_WHAT IS BEING ASKED_: Give the number of lines in this listing that contain the word "type", and nothing else.

MATERIAL PROVIDED start

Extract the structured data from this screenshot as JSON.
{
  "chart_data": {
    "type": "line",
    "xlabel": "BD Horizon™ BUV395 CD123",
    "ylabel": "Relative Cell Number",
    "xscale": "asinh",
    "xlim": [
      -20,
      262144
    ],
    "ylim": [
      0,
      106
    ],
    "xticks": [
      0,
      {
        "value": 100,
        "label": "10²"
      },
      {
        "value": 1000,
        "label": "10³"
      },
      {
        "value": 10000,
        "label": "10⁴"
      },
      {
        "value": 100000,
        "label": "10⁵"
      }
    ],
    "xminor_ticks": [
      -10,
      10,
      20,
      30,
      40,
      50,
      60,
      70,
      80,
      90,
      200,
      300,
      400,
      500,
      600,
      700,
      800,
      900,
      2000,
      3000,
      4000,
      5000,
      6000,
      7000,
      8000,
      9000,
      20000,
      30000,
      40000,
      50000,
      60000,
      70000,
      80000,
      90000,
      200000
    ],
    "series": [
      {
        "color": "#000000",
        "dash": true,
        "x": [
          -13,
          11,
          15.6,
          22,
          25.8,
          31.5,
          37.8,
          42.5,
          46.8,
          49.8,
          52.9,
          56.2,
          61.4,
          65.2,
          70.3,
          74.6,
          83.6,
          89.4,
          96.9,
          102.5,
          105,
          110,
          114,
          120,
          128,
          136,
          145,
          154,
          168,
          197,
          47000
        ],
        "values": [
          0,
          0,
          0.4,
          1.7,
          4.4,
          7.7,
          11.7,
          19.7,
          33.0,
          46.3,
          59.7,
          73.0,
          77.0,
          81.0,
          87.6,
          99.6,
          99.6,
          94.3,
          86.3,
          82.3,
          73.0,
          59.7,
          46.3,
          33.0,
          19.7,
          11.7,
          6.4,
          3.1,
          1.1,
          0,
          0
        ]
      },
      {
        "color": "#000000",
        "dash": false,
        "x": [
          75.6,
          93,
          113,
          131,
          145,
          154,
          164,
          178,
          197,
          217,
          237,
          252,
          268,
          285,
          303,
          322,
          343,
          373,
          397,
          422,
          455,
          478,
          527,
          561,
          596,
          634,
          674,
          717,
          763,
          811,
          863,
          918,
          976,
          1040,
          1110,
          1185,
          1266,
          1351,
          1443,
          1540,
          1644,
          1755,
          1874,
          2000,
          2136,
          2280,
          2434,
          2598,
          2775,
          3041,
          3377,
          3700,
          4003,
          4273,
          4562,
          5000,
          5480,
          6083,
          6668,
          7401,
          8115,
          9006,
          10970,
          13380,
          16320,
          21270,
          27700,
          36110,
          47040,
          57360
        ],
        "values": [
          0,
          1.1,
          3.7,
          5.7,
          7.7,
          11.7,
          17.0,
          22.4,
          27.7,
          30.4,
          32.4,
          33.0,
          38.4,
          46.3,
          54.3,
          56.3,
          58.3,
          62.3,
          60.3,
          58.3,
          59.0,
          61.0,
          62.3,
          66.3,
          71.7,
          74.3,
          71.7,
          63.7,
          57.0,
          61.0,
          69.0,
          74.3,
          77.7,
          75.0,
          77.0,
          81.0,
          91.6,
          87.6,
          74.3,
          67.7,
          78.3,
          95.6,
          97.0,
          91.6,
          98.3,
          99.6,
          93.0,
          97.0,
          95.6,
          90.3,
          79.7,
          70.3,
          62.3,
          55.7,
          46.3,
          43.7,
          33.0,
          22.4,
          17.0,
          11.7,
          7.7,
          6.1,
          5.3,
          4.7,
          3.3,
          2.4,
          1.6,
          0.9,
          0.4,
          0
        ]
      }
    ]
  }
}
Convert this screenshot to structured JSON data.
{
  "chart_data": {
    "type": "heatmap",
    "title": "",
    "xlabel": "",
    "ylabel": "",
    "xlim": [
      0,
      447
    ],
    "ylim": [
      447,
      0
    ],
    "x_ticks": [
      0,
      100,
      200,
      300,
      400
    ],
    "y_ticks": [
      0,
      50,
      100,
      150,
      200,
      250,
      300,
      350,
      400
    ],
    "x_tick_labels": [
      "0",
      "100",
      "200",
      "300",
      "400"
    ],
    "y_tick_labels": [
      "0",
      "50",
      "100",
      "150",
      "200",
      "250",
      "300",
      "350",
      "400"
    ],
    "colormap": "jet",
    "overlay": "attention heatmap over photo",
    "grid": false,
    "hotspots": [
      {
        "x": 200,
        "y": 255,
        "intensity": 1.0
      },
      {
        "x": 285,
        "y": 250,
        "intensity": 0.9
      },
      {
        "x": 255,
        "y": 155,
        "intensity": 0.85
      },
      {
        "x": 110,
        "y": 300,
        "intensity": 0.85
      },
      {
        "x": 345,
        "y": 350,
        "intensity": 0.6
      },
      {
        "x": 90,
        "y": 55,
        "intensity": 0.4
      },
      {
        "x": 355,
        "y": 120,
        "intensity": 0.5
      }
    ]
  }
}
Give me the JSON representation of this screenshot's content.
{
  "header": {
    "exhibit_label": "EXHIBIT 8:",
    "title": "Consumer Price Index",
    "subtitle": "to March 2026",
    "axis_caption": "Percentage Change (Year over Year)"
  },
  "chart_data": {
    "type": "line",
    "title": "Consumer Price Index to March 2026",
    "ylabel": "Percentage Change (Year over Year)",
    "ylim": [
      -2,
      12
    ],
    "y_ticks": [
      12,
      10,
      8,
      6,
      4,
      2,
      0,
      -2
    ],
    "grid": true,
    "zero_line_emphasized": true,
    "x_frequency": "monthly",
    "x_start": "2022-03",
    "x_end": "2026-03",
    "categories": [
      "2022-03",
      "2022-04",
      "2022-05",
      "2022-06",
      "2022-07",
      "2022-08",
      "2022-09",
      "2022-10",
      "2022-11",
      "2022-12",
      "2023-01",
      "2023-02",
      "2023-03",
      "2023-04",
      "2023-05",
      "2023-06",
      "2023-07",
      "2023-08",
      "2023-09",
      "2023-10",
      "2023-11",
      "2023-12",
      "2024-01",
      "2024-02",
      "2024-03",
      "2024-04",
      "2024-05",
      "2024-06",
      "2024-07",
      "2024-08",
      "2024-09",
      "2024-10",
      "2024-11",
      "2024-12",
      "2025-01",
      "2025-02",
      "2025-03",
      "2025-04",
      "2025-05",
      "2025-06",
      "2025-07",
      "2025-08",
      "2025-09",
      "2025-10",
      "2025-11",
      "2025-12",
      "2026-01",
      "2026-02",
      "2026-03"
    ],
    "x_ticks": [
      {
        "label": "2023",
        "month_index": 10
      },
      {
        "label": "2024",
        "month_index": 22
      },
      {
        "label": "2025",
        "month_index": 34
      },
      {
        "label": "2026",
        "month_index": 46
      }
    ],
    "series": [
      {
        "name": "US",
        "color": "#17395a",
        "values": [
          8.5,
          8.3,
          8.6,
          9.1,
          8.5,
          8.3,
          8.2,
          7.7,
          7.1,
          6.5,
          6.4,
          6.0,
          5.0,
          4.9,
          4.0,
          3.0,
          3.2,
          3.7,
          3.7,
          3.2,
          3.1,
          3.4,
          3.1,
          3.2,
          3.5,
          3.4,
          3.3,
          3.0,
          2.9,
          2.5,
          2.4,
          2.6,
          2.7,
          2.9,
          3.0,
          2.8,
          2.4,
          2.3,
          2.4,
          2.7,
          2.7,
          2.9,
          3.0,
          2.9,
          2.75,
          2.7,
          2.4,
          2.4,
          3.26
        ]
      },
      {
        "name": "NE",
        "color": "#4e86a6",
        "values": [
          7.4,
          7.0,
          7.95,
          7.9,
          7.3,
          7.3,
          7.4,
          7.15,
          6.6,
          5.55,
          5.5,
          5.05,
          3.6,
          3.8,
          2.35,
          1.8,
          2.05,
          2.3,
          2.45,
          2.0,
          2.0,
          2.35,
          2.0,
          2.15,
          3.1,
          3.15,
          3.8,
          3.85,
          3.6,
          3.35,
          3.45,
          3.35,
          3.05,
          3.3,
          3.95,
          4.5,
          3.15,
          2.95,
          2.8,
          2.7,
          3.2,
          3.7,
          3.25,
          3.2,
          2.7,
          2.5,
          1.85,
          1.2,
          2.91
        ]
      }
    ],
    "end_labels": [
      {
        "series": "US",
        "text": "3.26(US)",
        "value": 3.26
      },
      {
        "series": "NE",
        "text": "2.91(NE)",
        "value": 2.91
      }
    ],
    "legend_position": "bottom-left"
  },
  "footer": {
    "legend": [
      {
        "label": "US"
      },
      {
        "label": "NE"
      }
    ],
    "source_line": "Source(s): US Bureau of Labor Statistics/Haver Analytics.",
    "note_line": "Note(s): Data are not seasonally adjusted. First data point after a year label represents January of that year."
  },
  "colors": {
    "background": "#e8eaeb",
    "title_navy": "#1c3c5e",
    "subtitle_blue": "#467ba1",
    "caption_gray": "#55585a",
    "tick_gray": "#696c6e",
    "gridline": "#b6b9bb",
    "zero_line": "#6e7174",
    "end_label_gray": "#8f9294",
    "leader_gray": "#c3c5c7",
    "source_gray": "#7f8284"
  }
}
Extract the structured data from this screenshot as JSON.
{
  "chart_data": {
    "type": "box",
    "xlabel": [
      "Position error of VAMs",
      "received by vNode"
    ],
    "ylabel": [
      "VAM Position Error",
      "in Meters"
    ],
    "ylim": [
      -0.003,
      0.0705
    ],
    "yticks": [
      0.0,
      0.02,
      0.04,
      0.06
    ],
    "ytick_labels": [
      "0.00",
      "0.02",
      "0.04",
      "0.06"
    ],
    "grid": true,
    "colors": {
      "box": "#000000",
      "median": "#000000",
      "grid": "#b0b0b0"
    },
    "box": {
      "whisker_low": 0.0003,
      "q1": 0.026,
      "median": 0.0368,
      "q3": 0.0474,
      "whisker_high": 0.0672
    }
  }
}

MATERIAL PROVIDED end

_EXERCISE ANSWER_: 4